Figure contents as structured data
+++++

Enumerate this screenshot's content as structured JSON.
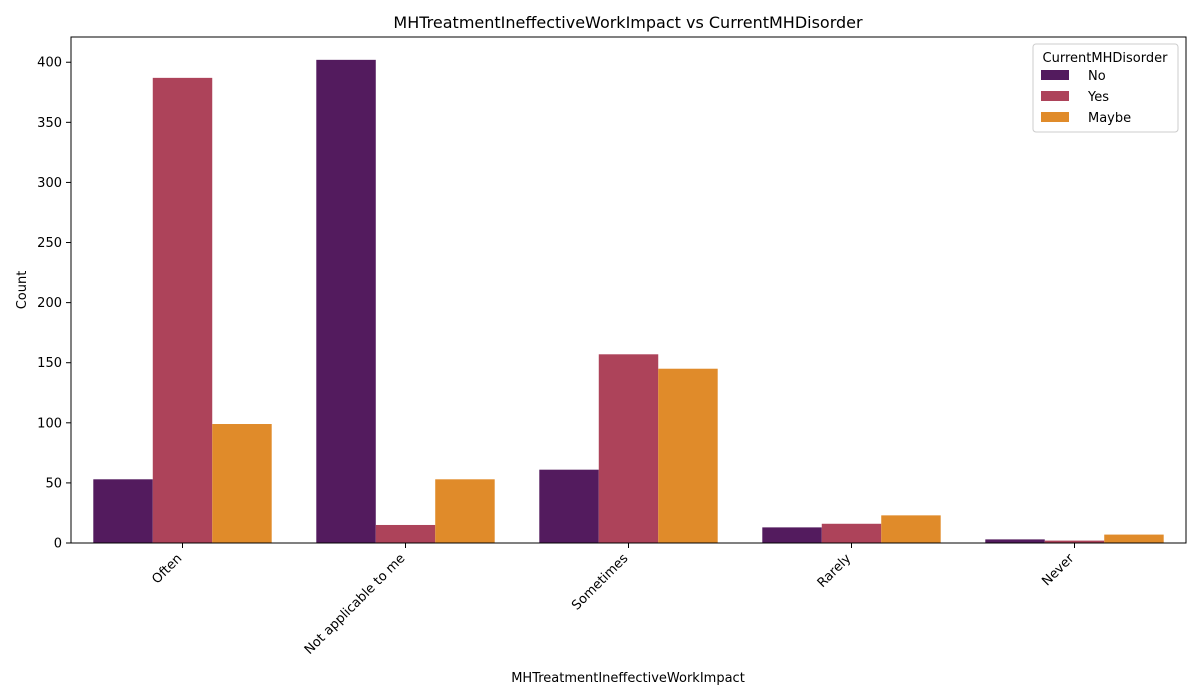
{
  "chart_data": {
    "type": "bar",
    "title": "MHTreatmentIneffectiveWorkImpact vs CurrentMHDisorder",
    "xlabel": "MHTreatmentIneffectiveWorkImpact",
    "ylabel": "Count",
    "categories": [
      "Often",
      "Not applicable to me",
      "Sometimes",
      "Rarely",
      "Never"
    ],
    "ylim": [
      0,
      421
    ],
    "yticks": [
      0,
      50,
      100,
      150,
      200,
      250,
      300,
      350,
      400
    ],
    "legend": {
      "title": "CurrentMHDisorder",
      "placement": "top-right"
    },
    "series": [
      {
        "name": "No",
        "color": "#531b5e",
        "values": [
          53,
          402,
          61,
          13,
          3
        ]
      },
      {
        "name": "Yes",
        "color": "#ad435a",
        "values": [
          387,
          15,
          157,
          16,
          2
        ]
      },
      {
        "name": "Maybe",
        "color": "#e08b2a",
        "values": [
          99,
          53,
          145,
          23,
          7
        ]
      }
    ],
    "grid": false
  }
}
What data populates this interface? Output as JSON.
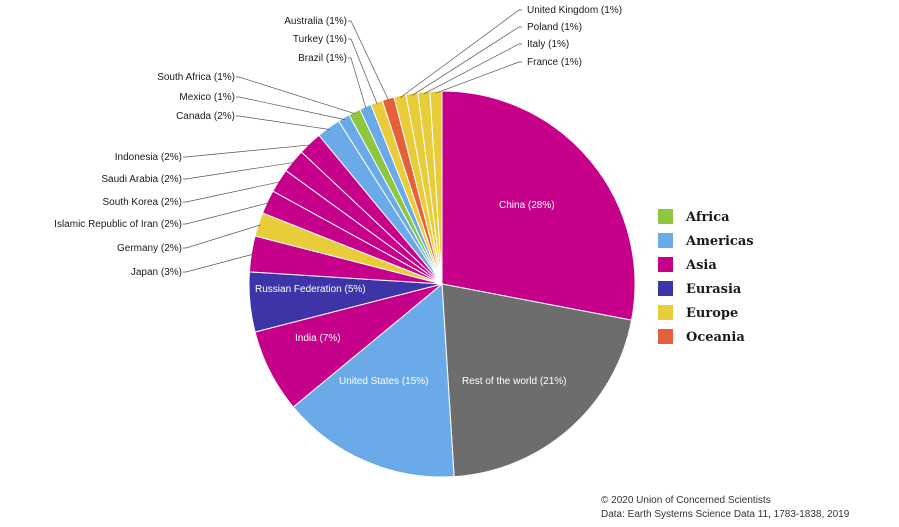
{
  "chart_data": {
    "type": "pie",
    "slices": [
      {
        "label": "China (28%)",
        "value": 28,
        "region": "Asia"
      },
      {
        "label": "Rest of the world (21%)",
        "value": 21,
        "region": "Other"
      },
      {
        "label": "United States (15%)",
        "value": 15,
        "region": "Americas"
      },
      {
        "label": "India (7%)",
        "value": 7,
        "region": "Asia"
      },
      {
        "label": "Russian Federation (5%)",
        "value": 5,
        "region": "Eurasia"
      },
      {
        "label": "Japan (3%)",
        "value": 3,
        "region": "Asia"
      },
      {
        "label": "Germany (2%)",
        "value": 2,
        "region": "Europe"
      },
      {
        "label": "Islamic Republic of Iran (2%)",
        "value": 2,
        "region": "Asia"
      },
      {
        "label": "South Korea (2%)",
        "value": 2,
        "region": "Asia"
      },
      {
        "label": "Saudi Arabia (2%)",
        "value": 2,
        "region": "Asia"
      },
      {
        "label": "Indonesia (2%)",
        "value": 2,
        "region": "Asia"
      },
      {
        "label": "Canada (2%)",
        "value": 2,
        "region": "Americas"
      },
      {
        "label": "Mexico (1%)",
        "value": 1,
        "region": "Americas"
      },
      {
        "label": "South Africa (1%)",
        "value": 1,
        "region": "Africa"
      },
      {
        "label": "Brazil (1%)",
        "value": 1,
        "region": "Americas"
      },
      {
        "label": "Turkey (1%)",
        "value": 1,
        "region": "Europe"
      },
      {
        "label": "Australia (1%)",
        "value": 1,
        "region": "Oceania"
      },
      {
        "label": "United Kingdom (1%)",
        "value": 1,
        "region": "Europe"
      },
      {
        "label": "Poland (1%)",
        "value": 1,
        "region": "Europe"
      },
      {
        "label": "Italy (1%)",
        "value": 1,
        "region": "Europe"
      },
      {
        "label": "France (1%)",
        "value": 1,
        "region": "Europe"
      }
    ],
    "legend": [
      {
        "name": "Africa",
        "color": "#8dc63f"
      },
      {
        "name": "Americas",
        "color": "#6aaae8"
      },
      {
        "name": "Asia",
        "color": "#c6008a"
      },
      {
        "name": "Eurasia",
        "color": "#3d34a8"
      },
      {
        "name": "Europe",
        "color": "#e9cc3a"
      },
      {
        "name": "Oceania",
        "color": "#e5603a"
      }
    ],
    "other_color": "#6d6d6d",
    "legend_position": "right"
  },
  "credit": {
    "line1": "© 2020 Union of Concerned Scientists",
    "line2": "Data: Earth Systems Science Data 11, 1783-1838, 2019"
  }
}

+++++

Problem description >> Copy out all of the data word for word. Do not carry over any picture.

Solution for this exercise >>
Enumerate this screenshot's content as structured JSON.
{
  "chart_data": {
    "type": "bar",
    "title": "MHTreatmentIneffectiveWorkImpact vs CurrentMHDisorder",
    "xlabel": "MHTreatmentIneffectiveWorkImpact",
    "ylabel": "Count",
    "categories": [
      "Often",
      "Not applicable to me",
      "Sometimes",
      "Rarely",
      "Never"
    ],
    "ylim": [
      0,
      421
    ],
    "yticks": [
      0,
      50,
      100,
      150,
      200,
      250,
      300,
      350,
      400
    ],
    "legend": {
      "title": "CurrentMHDisorder",
      "placement": "top-right"
    },
    "series": [
      {
        "name": "No",
        "color": "#531b5e",
        "values": [
          53,
          402,
          61,
          13,
          3
        ]
      },
      {
        "name": "Yes",
        "color": "#ad435a",
        "values": [
          387,
          15,
          157,
          16,
          2
        ]
      },
      {
        "name": "Maybe",
        "color": "#e08b2a",
        "values": [
          99,
          53,
          145,
          23,
          7
        ]
      }
    ],
    "grid": false
  }
}
What data populates this interface? Output as JSON.
{
  "chart_data": {
    "type": "pie",
    "slices": [
      {
        "label": "China (28%)",
        "value": 28,
        "region": "Asia"
      },
      {
        "label": "Rest of the world (21%)",
        "value": 21,
        "region": "Other"
      },
      {
        "label": "United States (15%)",
        "value": 15,
        "region": "Americas"
      },
      {
        "label": "India (7%)",
        "value": 7,
        "region": "Asia"
      },
      {
        "label": "Russian Federation (5%)",
        "value": 5,
        "region": "Eurasia"
      },
      {
        "label": "Japan (3%)",
        "value": 3,
        "region": "Asia"
      },
      {
        "label": "Germany (2%)",
        "value": 2,
        "region": "Europe"
      },
      {
        "label": "Islamic Republic of Iran (2%)",
        "value": 2,
        "region": "Asia"
      },
      {
        "label": "South Korea (2%)",
        "value": 2,
        "region": "Asia"
      },
      {
        "label": "Saudi Arabia (2%)",
        "value": 2,
        "region": "Asia"
      },
      {
        "label": "Indonesia (2%)",
        "value": 2,
        "region": "Asia"
      },
      {
        "label": "Canada (2%)",
        "value": 2,
        "region": "Americas"
      },
      {
        "label": "Mexico (1%)",
        "value": 1,
        "region": "Americas"
      },
      {
        "label": "South Africa (1%)",
        "value": 1,
        "region": "Africa"
      },
      {
        "label": "Brazil (1%)",
        "value": 1,
        "region": "Americas"
      },
      {
        "label": "Turkey (1%)",
        "value": 1,
        "region": "Europe"
      },
      {
        "label": "Australia (1%)",
        "value": 1,
        "region": "Oceania"
      },
      {
        "label": "United Kingdom (1%)",
        "value": 1,
        "region": "Europe"
      },
      {
        "label": "Poland (1%)",
        "value": 1,
        "region": "Europe"
      },
      {
        "label": "Italy (1%)",
        "value": 1,
        "region": "Europe"
      },
      {
        "label": "France (1%)",
        "value": 1,
        "region": "Europe"
      }
    ],
    "legend": [
      {
        "name": "Africa",
        "color": "#8dc63f"
      },
      {
        "name": "Americas",
        "color": "#6aaae8"
      },
      {
        "name": "Asia",
        "color": "#c6008a"
      },
      {
        "name": "Eurasia",
        "color": "#3d34a8"
      },
      {
        "name": "Europe",
        "color": "#e9cc3a"
      },
      {
        "name": "Oceania",
        "color": "#e5603a"
      }
    ],
    "other_color": "#6d6d6d",
    "legend_position": "right"
  },
  "credit": {
    "line1": "© 2020 Union of Concerned Scientists",
    "line2": "Data: Earth Systems Science Data 11, 1783-1838, 2019"
  }
}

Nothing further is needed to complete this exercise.